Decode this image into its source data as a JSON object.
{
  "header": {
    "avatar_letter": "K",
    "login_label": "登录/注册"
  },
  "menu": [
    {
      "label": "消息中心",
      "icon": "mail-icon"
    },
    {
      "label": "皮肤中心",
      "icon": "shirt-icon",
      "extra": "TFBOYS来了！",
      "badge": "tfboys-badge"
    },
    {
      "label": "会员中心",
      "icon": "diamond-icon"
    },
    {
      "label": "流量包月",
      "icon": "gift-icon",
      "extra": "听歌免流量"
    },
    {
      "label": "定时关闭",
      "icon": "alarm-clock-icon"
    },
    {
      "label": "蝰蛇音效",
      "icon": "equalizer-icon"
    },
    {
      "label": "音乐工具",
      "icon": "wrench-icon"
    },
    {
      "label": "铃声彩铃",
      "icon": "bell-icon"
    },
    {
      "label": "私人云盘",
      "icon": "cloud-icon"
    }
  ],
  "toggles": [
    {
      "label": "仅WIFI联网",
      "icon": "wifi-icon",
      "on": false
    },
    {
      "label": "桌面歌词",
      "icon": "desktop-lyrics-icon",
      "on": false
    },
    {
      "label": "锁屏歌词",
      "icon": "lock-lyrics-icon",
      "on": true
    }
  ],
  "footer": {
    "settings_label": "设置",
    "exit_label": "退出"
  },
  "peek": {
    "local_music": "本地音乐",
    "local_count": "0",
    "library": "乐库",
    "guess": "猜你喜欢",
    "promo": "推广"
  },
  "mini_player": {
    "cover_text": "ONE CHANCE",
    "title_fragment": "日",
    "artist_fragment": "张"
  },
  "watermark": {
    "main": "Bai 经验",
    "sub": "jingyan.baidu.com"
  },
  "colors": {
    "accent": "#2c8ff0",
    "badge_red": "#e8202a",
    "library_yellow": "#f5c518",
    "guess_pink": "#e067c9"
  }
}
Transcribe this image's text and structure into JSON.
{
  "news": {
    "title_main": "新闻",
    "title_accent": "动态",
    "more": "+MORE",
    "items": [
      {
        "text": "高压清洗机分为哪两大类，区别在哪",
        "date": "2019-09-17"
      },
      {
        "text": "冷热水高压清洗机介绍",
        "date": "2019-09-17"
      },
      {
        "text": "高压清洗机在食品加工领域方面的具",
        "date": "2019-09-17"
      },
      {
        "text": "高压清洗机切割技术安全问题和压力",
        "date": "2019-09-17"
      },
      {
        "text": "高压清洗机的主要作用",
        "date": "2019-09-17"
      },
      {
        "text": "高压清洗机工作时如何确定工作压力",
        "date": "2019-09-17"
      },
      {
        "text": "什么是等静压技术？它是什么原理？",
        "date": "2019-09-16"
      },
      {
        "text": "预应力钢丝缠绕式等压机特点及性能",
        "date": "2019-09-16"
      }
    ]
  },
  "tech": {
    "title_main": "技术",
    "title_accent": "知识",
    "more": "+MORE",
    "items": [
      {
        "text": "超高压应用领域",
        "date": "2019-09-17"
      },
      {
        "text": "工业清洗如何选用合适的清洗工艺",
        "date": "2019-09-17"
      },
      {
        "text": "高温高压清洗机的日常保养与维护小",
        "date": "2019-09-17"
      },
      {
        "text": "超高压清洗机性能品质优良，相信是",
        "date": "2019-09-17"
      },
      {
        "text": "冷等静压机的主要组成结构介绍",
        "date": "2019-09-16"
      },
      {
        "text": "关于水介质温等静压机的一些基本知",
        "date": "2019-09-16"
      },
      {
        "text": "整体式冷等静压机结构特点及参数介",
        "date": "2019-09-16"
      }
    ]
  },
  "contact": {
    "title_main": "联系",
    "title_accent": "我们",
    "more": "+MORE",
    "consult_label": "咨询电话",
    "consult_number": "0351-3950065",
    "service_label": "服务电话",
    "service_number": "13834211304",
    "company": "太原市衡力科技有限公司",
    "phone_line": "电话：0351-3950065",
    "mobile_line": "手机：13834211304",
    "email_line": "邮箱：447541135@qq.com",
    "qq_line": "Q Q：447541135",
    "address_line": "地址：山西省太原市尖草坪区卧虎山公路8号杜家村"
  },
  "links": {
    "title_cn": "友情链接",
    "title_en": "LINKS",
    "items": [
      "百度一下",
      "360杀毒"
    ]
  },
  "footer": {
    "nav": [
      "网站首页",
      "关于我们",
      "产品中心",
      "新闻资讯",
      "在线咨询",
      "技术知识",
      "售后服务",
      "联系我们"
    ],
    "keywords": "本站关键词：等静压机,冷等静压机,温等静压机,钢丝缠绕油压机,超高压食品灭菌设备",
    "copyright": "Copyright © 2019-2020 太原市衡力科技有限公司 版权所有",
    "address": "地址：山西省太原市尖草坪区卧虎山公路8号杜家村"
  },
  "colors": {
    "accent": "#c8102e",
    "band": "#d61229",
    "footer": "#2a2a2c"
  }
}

§

Each line above that includes "this" should be shown.

**WRITTEN RESPONSE**
Decode this image into its source data as a JSON object.
Transcribe this image's text and structure into JSON.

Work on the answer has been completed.